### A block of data

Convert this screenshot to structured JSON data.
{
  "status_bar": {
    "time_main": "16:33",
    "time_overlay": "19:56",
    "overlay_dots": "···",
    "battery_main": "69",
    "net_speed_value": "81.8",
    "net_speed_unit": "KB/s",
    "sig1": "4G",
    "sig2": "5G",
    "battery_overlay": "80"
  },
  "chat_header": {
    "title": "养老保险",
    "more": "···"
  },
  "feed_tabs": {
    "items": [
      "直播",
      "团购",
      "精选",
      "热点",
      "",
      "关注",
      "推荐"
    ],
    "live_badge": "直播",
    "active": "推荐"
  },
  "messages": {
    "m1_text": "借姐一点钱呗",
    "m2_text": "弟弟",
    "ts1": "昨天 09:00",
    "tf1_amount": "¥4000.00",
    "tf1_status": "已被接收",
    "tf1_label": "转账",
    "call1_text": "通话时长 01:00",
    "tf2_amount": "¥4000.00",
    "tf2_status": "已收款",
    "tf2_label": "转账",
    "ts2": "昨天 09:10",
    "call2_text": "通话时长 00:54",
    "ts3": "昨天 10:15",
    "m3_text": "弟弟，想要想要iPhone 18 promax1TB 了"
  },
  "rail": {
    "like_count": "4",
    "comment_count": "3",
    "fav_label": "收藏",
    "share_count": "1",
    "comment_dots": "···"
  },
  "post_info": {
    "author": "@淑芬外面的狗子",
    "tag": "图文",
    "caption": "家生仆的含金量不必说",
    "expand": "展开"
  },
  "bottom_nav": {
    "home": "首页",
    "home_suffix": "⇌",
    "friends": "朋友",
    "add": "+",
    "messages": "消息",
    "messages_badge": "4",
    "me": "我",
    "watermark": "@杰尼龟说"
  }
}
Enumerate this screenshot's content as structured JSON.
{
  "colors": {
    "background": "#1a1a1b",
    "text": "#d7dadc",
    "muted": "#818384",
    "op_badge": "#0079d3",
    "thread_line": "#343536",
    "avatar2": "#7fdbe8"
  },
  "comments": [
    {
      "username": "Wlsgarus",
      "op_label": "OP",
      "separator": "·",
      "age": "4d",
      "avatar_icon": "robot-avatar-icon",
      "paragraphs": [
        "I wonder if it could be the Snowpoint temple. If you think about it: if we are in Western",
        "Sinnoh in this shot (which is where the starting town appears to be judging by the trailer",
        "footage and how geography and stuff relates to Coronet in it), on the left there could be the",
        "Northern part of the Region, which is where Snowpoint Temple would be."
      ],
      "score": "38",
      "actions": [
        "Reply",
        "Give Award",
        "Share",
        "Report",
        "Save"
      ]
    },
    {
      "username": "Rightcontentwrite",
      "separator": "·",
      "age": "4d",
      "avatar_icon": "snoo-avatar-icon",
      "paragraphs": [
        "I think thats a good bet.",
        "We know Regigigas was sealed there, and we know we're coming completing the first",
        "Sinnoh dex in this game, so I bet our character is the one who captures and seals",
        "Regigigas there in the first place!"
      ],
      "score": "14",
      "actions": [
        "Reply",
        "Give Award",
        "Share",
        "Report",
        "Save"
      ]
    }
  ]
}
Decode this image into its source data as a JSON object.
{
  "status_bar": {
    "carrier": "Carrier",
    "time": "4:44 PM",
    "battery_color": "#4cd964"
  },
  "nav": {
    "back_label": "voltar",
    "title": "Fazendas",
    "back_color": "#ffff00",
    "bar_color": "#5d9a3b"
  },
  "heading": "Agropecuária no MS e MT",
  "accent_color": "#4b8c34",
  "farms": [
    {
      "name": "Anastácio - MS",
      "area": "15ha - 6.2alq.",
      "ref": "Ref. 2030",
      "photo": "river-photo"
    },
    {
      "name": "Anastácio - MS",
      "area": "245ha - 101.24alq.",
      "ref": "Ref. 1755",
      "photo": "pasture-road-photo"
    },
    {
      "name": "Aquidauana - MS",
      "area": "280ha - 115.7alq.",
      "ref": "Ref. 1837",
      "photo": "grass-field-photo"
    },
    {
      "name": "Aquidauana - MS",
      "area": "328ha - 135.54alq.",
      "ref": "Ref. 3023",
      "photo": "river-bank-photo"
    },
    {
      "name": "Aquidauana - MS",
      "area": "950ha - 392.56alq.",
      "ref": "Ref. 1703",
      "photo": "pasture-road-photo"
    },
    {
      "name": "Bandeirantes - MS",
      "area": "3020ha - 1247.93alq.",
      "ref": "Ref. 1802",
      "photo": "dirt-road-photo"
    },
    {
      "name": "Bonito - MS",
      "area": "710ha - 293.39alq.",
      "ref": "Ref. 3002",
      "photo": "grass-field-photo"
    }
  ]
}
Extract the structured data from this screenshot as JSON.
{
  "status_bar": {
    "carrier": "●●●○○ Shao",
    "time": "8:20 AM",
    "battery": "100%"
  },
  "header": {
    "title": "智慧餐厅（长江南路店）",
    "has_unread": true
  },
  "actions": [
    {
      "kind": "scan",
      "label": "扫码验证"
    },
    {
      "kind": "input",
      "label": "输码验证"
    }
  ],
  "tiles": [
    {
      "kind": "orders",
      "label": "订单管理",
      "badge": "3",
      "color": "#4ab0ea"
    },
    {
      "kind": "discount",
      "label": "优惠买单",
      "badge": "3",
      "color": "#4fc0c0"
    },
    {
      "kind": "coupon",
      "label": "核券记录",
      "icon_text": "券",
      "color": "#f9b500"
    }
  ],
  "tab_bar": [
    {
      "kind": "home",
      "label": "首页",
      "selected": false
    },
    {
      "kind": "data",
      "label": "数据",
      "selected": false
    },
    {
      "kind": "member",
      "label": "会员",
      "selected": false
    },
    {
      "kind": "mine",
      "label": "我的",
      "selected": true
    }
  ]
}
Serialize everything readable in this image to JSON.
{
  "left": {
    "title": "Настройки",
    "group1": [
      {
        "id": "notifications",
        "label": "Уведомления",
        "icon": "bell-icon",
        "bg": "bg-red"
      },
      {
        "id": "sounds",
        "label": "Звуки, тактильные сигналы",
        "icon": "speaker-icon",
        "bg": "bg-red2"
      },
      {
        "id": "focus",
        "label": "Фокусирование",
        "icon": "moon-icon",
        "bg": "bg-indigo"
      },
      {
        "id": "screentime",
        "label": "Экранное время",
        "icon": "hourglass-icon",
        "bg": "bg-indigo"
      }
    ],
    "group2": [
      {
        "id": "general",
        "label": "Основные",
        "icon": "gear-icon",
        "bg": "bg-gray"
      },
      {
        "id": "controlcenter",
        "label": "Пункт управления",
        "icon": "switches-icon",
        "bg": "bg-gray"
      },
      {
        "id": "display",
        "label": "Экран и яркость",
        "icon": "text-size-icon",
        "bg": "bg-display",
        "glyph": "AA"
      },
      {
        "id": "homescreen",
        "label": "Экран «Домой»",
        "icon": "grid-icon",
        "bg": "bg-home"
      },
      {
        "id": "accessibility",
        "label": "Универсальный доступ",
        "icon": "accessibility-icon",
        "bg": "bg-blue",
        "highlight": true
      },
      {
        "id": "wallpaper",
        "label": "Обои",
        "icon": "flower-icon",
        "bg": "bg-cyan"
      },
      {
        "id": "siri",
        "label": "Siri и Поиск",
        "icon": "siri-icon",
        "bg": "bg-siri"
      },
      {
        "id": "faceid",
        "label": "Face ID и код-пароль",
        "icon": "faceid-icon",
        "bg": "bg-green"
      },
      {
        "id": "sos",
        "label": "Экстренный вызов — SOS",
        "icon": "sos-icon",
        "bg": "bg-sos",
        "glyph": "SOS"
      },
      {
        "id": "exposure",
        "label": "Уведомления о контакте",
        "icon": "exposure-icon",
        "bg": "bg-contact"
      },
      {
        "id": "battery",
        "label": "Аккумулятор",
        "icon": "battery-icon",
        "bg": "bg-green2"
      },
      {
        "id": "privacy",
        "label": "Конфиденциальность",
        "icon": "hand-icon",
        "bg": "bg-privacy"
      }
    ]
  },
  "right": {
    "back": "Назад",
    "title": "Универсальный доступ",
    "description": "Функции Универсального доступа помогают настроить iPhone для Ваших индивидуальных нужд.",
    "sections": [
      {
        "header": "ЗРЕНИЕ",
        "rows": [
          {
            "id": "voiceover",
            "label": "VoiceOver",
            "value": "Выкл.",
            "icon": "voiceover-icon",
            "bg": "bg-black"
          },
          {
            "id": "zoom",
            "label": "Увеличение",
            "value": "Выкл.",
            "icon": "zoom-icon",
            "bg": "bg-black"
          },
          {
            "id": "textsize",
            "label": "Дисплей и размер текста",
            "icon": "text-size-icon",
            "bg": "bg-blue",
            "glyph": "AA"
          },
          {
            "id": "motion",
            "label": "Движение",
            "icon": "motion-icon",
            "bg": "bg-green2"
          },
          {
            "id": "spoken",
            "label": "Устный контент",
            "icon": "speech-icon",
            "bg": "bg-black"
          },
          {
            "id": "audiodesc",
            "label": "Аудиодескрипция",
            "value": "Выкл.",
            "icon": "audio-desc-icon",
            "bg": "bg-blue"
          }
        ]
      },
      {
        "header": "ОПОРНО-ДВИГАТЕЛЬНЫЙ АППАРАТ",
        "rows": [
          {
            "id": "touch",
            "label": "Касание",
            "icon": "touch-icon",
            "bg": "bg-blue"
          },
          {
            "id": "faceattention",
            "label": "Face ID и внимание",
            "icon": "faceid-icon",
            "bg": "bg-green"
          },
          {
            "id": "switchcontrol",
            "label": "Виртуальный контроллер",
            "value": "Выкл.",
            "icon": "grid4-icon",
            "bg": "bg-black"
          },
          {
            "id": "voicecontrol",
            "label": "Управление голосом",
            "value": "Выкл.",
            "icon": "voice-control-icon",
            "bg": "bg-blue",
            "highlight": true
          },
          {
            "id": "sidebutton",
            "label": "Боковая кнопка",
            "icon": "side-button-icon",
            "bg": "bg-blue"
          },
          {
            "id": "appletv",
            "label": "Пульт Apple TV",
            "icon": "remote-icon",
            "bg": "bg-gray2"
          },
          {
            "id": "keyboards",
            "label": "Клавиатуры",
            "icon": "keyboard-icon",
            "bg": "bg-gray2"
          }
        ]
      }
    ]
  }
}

### PROBLEM STATEMENT
Only lines with "area" are wanted here; list each of them.

### THE RESULT
      "area": "15ha - 6.2alq.",
      "area": "245ha - 101.24alq.",
      "area": "280ha - 115.7alq.",
      "area": "328ha - 135.54alq.",
      "area": "950ha - 392.56alq.",
      "area": "3020ha - 1247.93alq.",
      "area": "710ha - 293.39alq.",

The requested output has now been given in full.